◆ **MATERIAL FOR THIS EXERCISE**
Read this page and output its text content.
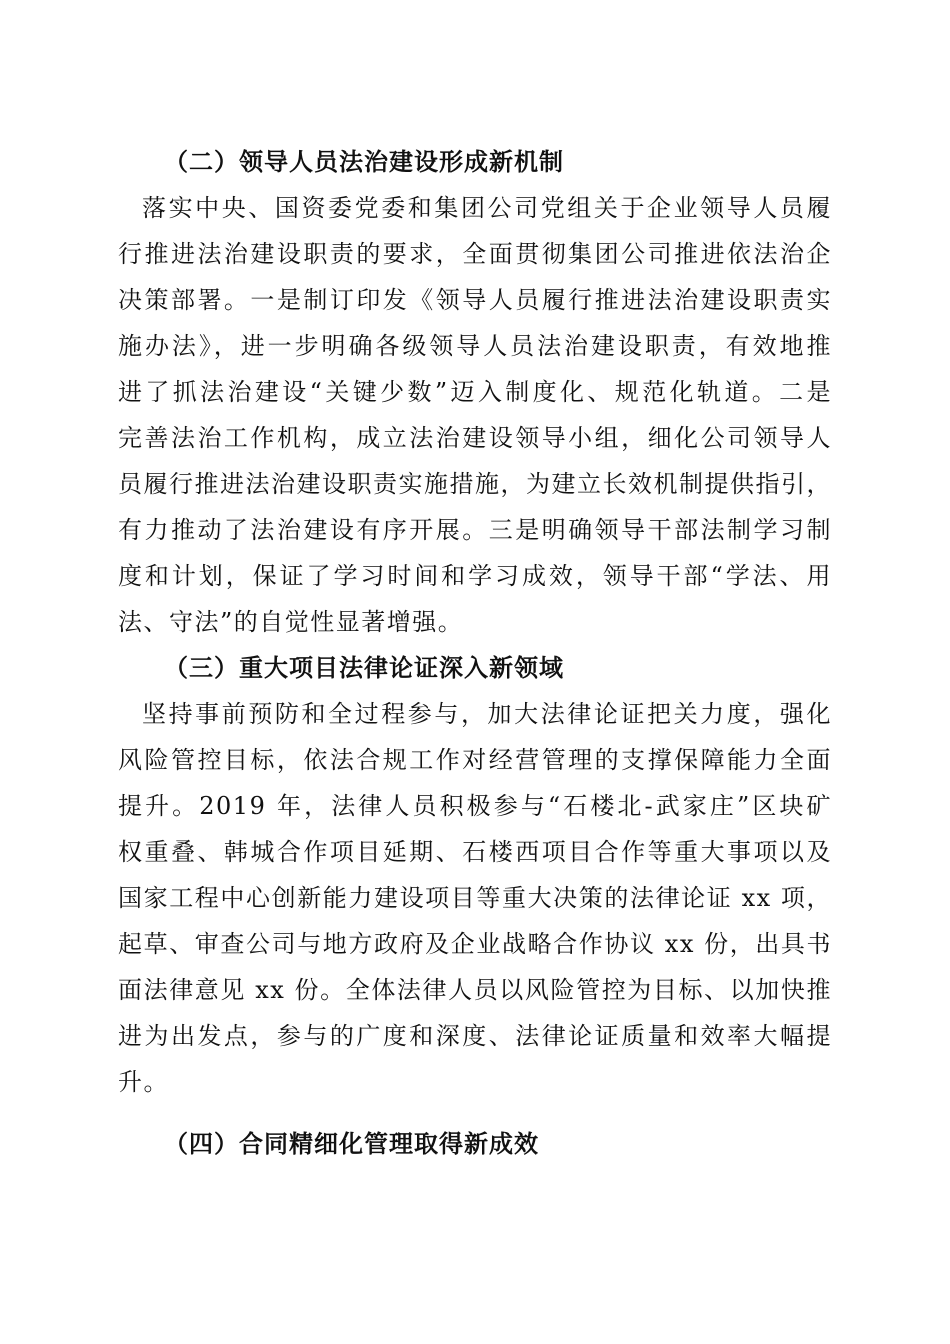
（二）领导人员法治建设形成新机制
落实中央、国资委党委和集团公司党组关于企业领导人员履
行推进法治建设职责的要求，全面贯彻集团公司推进依法治企
决策部署。一是制订印发《领导人员履行推进法治建设职责实
施办法》，进一步明确各级领导人员法治建设职责，有效地推
进了抓法治建设“关键少数”迈入制度化、规范化轨道。二是
完善法治工作机构，成立法治建设领导小组，细化公司领导人
员履行推进法治建设职责实施措施，为建立长效机制提供指引，
有力推动了法治建设有序开展。三是明确领导干部法制学习制
度和计划，保证了学习时间和学习成效，领导干部“学法、用
法、守法”的自觉性显著增强。
（三）重大项目法律论证深入新领域
坚持事前预防和全过程参与，加大法律论证把关力度，强化
风险管控目标，依法合规工作对经营管理的支撑保障能力全面
提升。2019 年，法律人员积极参与“石楼北-武家庄”区块矿
权重叠、韩城合作项目延期、石楼西项目合作等重大事项以及
国家工程中心创新能力建设项目等重大决策的法律论证 xx 项，
起草、审查公司与地方政府及企业战略合作协议 xx 份，出具书
面法律意见 xx 份。全体法律人员以风险管控为目标、以加快推
进为出发点，参与的广度和深度、法律论证质量和效率大幅提
升。
（四）合同精细化管理取得新成效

◆ **EXERCISE DIRECTIONS**
Reproduce each record from above exactly; pictures do not belong in the copy.

◆ **RESULT OF THE EXERCISE**
Read this page and output its text content.
（二）领导人员法治建设形成新机制
落实中央、国资委党委和集团公司党组关于企业领导人员履
行推进法治建设职责的要求，全面贯彻集团公司推进依法治企
决策部署。一是制订印发《领导人员履行推进法治建设职责实
施办法》，进一步明确各级领导人员法治建设职责，有效地推
进了抓法治建设“关键少数”迈入制度化、规范化轨道。二是
完善法治工作机构，成立法治建设领导小组，细化公司领导人
员履行推进法治建设职责实施措施，为建立长效机制提供指引，
有力推动了法治建设有序开展。三是明确领导干部法制学习制
度和计划，保证了学习时间和学习成效，领导干部“学法、用
法、守法”的自觉性显著增强。
（三）重大项目法律论证深入新领域
坚持事前预防和全过程参与，加大法律论证把关力度，强化
风险管控目标，依法合规工作对经营管理的支撑保障能力全面
提升。2019 年，法律人员积极参与“石楼北-武家庄”区块矿
权重叠、韩城合作项目延期、石楼西项目合作等重大事项以及
国家工程中心创新能力建设项目等重大决策的法律论证 xx 项，
起草、审查公司与地方政府及企业战略合作协议 xx 份，出具书
面法律意见 xx 份。全体法律人员以风险管控为目标、以加快推
进为出发点，参与的广度和深度、法律论证质量和效率大幅提
升。
（四）合同精细化管理取得新成效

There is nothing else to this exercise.